━━━━━ ITEMS ━━━━━
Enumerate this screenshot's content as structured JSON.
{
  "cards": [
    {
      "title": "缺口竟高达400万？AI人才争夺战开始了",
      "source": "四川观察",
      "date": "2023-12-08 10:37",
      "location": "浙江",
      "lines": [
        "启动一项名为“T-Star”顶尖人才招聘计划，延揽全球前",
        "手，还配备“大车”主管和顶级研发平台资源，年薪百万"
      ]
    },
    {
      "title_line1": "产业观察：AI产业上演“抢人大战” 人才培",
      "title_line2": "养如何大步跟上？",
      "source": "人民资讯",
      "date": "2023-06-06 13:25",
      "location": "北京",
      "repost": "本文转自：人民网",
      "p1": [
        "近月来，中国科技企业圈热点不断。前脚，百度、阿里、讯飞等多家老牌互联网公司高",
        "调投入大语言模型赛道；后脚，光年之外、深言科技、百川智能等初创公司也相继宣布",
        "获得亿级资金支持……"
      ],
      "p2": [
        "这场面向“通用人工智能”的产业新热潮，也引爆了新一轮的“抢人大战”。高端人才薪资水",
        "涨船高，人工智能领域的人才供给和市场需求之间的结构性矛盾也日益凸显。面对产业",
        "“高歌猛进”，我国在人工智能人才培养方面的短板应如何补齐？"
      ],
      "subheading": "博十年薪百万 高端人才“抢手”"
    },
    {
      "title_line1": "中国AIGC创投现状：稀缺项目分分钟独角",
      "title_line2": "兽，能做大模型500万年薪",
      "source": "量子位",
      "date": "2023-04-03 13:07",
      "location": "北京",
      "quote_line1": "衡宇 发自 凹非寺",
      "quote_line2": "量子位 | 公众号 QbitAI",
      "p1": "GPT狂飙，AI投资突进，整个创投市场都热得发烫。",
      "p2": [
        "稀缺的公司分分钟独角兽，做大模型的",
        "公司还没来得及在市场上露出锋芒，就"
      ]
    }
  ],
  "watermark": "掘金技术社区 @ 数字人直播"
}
━━━━━
Pull out every line holding "抢人大战" from the records above, and copy it.

### COMPLETE ANSWER:
      "title_line1": "产业观察：AI产业上演“抢人大战” 人才培",
        "这场面向“通用人工智能”的产业新热潮，也引爆了新一轮的“抢人大战”。高端人才薪资水",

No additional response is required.